**Objective:**
Below is some material; transcribe all of it exactly.

**Data for this task:**
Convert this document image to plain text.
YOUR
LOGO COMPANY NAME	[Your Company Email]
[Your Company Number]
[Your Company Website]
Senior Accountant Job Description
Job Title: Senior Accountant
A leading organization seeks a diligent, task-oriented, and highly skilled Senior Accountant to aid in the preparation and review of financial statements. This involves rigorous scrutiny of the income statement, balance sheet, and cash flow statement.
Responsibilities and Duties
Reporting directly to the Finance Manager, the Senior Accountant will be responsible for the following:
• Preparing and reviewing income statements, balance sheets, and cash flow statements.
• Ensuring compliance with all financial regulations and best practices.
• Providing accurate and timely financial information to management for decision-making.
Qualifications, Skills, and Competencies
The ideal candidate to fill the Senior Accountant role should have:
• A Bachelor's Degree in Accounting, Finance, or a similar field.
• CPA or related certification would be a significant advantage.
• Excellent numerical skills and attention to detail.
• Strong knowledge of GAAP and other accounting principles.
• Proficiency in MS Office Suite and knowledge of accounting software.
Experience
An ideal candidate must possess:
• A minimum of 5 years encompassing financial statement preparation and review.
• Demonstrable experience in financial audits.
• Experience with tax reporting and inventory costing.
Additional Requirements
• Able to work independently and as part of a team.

**In response:**
Convert this document image to plain text.
YOUR
LOGO COMPANY NAME	[Your Company Email]
[Your Company Number]
[Your Company Website]
Senior Accountant Job Description
Job Title: Senior Accountant
A leading organization seeks a diligent, task-oriented, and highly skilled Senior Accountant to aid in the preparation and review of financial statements. This involves rigorous scrutiny of the income statement, balance sheet, and cash flow statement.
Responsibilities and Duties
Reporting directly to the Finance Manager, the Senior Accountant will be responsible for the following:
• Preparing and reviewing income statements, balance sheets, and cash flow statements.
• Ensuring compliance with all financial regulations and best practices.
• Providing accurate and timely financial information to management for decision-making.
Qualifications, Skills, and Competencies
The ideal candidate to fill the Senior Accountant role should have:
• A Bachelor's Degree in Accounting, Finance, or a similar field.
• CPA or related certification would be a significant advantage.
• Excellent numerical skills and attention to detail.
• Strong knowledge of GAAP and other accounting principles.
• Proficiency in MS Office Suite and knowledge of accounting software.
Experience
An ideal candidate must possess:
• A minimum of 5 years encompassing financial statement preparation and review.
• Demonstrable experience in financial audits.
• Experience with tax reporting and inventory costing.
Additional Requirements
• Able to work independently and as part of a team.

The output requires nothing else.